───── Data records ─────

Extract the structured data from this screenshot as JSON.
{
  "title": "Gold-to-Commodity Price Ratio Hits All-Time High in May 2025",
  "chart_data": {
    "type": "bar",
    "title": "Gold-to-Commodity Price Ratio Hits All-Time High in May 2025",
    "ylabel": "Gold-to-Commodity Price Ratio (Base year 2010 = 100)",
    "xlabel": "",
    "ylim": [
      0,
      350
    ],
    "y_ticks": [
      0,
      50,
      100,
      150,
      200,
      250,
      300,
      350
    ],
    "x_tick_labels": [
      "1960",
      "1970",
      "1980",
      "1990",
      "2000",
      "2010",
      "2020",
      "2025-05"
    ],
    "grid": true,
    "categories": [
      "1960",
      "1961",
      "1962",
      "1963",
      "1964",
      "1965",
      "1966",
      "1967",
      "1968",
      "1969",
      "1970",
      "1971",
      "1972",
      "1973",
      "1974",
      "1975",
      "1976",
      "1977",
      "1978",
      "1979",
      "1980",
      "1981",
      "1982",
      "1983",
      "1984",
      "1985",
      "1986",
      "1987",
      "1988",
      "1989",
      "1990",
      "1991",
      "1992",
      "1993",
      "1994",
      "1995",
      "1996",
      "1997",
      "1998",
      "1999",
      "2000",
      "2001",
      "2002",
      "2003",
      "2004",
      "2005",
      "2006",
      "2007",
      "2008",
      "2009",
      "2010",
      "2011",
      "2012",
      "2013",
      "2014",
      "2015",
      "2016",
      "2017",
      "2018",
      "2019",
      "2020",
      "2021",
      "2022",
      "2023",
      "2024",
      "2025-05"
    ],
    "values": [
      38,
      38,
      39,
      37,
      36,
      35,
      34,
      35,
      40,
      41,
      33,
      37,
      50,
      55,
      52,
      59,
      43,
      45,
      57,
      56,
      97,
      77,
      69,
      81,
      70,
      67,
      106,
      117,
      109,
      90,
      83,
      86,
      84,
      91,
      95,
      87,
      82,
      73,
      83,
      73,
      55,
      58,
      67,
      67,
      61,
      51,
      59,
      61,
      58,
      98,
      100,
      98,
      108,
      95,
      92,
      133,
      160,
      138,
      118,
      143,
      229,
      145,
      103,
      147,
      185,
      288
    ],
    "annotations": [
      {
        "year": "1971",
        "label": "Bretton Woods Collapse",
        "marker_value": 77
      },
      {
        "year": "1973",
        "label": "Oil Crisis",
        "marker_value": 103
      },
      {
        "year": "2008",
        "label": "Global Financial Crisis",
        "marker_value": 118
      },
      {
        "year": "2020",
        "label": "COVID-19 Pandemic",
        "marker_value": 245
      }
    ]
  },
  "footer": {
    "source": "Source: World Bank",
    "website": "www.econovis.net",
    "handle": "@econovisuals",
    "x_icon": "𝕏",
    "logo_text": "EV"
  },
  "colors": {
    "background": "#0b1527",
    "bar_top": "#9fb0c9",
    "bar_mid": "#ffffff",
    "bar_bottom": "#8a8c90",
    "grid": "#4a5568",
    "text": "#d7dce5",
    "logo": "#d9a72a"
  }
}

─────

Go through the data above and find the lines with the word "High". Copy each of those lines.

  "title": "Gold-to-Commodity Price Ratio Hits All-Time High in May 2025",
    "title": "Gold-to-Commodity Price Ratio Hits All-Time High in May 2025",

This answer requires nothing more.